Task objective:
Seek out every line containing the word "title", and copy each.

********

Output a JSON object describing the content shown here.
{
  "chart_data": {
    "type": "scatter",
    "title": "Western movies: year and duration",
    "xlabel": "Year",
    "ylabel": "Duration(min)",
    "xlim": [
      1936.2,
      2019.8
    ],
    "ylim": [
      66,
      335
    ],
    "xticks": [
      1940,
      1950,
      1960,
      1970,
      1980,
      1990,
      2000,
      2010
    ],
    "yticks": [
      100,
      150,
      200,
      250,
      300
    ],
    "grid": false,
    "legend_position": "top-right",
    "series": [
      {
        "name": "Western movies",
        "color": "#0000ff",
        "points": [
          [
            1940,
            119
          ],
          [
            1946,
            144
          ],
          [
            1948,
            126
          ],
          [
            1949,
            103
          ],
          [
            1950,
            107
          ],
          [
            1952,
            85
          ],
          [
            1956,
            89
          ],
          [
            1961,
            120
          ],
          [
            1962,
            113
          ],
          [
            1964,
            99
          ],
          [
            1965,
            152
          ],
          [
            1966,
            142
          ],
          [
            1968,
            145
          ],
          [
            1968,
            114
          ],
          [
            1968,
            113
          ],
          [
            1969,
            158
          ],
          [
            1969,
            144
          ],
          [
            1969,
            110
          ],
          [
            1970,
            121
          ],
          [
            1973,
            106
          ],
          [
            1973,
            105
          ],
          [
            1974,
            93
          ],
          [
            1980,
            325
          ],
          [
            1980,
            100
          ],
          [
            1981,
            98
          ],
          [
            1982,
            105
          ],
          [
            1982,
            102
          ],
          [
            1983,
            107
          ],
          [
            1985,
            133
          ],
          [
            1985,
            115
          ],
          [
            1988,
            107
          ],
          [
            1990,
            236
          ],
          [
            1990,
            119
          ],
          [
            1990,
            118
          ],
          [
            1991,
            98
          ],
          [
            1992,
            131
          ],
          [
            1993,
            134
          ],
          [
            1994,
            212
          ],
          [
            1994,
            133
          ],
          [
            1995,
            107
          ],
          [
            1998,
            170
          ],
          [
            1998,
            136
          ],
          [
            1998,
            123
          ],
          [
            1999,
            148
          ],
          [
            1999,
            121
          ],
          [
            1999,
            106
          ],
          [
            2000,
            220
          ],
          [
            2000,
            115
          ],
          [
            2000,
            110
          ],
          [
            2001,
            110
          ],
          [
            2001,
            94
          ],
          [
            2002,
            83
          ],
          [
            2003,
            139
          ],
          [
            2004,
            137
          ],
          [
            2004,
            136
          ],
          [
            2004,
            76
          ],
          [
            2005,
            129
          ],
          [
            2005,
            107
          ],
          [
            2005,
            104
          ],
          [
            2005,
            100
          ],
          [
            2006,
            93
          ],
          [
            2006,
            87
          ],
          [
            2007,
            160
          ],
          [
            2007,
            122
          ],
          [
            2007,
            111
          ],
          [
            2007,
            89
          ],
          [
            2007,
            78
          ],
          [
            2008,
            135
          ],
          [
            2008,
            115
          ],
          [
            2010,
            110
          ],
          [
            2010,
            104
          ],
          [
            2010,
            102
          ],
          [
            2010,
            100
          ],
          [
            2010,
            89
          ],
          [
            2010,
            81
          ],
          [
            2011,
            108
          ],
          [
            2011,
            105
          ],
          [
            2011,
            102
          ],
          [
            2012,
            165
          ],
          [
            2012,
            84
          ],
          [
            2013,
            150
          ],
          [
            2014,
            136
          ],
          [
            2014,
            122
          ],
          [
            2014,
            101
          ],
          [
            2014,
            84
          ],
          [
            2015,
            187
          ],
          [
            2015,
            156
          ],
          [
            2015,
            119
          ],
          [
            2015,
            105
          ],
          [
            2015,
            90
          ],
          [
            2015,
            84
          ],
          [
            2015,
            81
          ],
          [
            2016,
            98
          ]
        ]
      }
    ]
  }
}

********

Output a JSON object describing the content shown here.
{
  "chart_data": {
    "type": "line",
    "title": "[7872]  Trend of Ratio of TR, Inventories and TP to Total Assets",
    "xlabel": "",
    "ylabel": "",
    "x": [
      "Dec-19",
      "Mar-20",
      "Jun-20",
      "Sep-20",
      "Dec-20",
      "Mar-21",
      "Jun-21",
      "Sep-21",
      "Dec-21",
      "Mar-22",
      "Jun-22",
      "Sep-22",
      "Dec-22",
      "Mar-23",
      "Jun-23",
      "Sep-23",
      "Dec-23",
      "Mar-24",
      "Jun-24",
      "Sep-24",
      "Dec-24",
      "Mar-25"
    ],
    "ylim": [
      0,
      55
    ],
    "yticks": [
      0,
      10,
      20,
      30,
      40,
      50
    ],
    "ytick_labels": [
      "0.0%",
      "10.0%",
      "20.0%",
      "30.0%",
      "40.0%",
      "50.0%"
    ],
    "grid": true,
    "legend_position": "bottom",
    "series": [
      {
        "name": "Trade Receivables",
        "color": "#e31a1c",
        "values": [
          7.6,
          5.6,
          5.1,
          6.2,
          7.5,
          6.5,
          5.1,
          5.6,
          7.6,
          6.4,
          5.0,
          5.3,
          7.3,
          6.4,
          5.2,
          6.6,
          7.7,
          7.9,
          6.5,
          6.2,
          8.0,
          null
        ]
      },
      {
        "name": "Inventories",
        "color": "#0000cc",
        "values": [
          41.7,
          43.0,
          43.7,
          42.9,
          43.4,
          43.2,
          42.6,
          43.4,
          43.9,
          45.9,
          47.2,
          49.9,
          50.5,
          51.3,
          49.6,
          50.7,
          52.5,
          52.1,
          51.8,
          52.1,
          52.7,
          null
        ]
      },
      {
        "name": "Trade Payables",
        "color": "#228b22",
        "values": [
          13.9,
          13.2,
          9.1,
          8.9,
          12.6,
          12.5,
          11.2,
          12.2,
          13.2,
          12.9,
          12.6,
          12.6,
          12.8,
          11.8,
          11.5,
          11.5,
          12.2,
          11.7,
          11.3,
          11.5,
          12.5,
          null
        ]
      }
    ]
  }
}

********

Written answer:
    "title": "Western movies: year and duration",
    "title": "[7872]  Trend of Ratio of TR, Inventories and TP to Total Assets",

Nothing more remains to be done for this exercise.